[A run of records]
....
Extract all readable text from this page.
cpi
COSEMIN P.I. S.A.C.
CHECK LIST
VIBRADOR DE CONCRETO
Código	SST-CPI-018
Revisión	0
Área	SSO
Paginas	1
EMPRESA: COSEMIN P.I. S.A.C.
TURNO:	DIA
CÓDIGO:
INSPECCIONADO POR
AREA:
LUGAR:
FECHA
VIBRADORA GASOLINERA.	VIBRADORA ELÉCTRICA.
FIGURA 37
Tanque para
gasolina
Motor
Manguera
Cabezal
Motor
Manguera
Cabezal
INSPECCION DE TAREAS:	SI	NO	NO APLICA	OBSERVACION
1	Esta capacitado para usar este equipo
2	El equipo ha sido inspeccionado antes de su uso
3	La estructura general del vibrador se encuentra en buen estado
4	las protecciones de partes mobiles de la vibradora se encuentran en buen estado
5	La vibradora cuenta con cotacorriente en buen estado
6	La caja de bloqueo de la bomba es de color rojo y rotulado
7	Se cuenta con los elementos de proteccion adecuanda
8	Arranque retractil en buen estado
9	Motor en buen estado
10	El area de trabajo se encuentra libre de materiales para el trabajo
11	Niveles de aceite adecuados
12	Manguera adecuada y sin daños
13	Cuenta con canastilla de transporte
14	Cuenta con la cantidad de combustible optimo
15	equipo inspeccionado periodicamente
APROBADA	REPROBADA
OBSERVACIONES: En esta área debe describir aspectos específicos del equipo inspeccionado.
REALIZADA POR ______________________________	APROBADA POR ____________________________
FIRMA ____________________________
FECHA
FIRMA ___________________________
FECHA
....
[WHAT IS ASKED] Each line of the material should be echoed exactly.

[TASK OUTPUT]
Extract all readable text from this page.
cpi
COSEMIN P.I. S.A.C.
CHECK LIST
VIBRADOR DE CONCRETO
Código	SST-CPI-018
Revisión	0
Área	SSO
Paginas	1
EMPRESA: COSEMIN P.I. S.A.C.
TURNO:	DIA
CÓDIGO:
INSPECCIONADO POR
AREA:
LUGAR:
FECHA
VIBRADORA GASOLINERA.	VIBRADORA ELÉCTRICA.
FIGURA 37
Tanque para
gasolina
Motor
Manguera
Cabezal
Motor
Manguera
Cabezal
INSPECCION DE TAREAS:	SI	NO	NO APLICA	OBSERVACION
1	Esta capacitado para usar este equipo
2	El equipo ha sido inspeccionado antes de su uso
3	La estructura general del vibrador se encuentra en buen estado
4	las protecciones de partes mobiles de la vibradora se encuentran en buen estado
5	La vibradora cuenta con cotacorriente en buen estado
6	La caja de bloqueo de la bomba es de color rojo y rotulado
7	Se cuenta con los elementos de proteccion adecuanda
8	Arranque retractil en buen estado
9	Motor en buen estado
10	El area de trabajo se encuentra libre de materiales para el trabajo
11	Niveles de aceite adecuados
12	Manguera adecuada y sin daños
13	Cuenta con canastilla de transporte
14	Cuenta con la cantidad de combustible optimo
15	equipo inspeccionado periodicamente
APROBADA	REPROBADA
OBSERVACIONES: En esta área debe describir aspectos específicos del equipo inspeccionado.
REALIZADA POR ______________________________	APROBADA POR ____________________________
FIRMA ____________________________
FECHA
FIRMA ___________________________
FECHA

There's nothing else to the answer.